» **The problem**
From the listing below, extract every line containing "Windows".

» **Provided data**
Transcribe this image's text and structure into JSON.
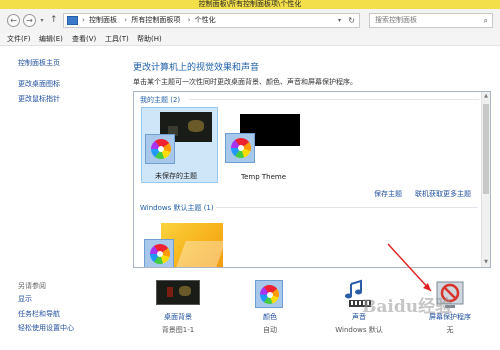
{
  "window": {
    "title": "控制面板\\所有控制面板项\\个性化"
  },
  "address": {
    "crumbs": [
      "控制面板",
      "所有控制面板项",
      "个性化"
    ],
    "separator": "›",
    "search_placeholder": "搜索控制面板"
  },
  "menu": {
    "items": [
      "文件(F)",
      "编辑(E)",
      "查看(V)",
      "工具(T)",
      "帮助(H)"
    ]
  },
  "sidebar": {
    "home": "控制面板主页",
    "links": [
      "更改桌面图标",
      "更改鼠标指针"
    ],
    "see_also": "另请参阅",
    "see_also_links": [
      "显示",
      "任务栏和导航",
      "轻松使用设置中心"
    ]
  },
  "main": {
    "heading": "更改计算机上的视觉效果和声音",
    "description": "单击某个主题可一次性同时更改桌面背景、颜色、声音和屏幕保护程序。",
    "my_themes_label": "我的主题 (2)",
    "themes": [
      {
        "name": "未保存的主题",
        "selected": true
      },
      {
        "name": "Temp Theme",
        "selected": false
      }
    ],
    "save_theme": "保存主题",
    "get_more_online": "联机获取更多主题",
    "windows_themes_label": "Windows 默认主题 (1)"
  },
  "bottom": {
    "options": [
      {
        "label": "桌面背景",
        "sub": "背景图1-1",
        "icon": "desktop-background-icon"
      },
      {
        "label": "颜色",
        "sub": "自动",
        "icon": "color-palette-icon"
      },
      {
        "label": "声音",
        "sub": "Windows 默认",
        "icon": "sound-icon"
      },
      {
        "label": "屏幕保护程序",
        "sub": "无",
        "icon": "screensaver-icon"
      }
    ]
  },
  "watermark": "Baidu经验",
  "colors": {
    "title_bar": "#f3df4a",
    "link": "#1e4e9e",
    "heading": "#1f5fa8",
    "selection": "#cfe6f9",
    "annotation_arrow": "#e02020"
  }
}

» **Finished task**
    "windows_themes_label": "Windows 默认主题 (1)"
        "sub": "Windows 默认",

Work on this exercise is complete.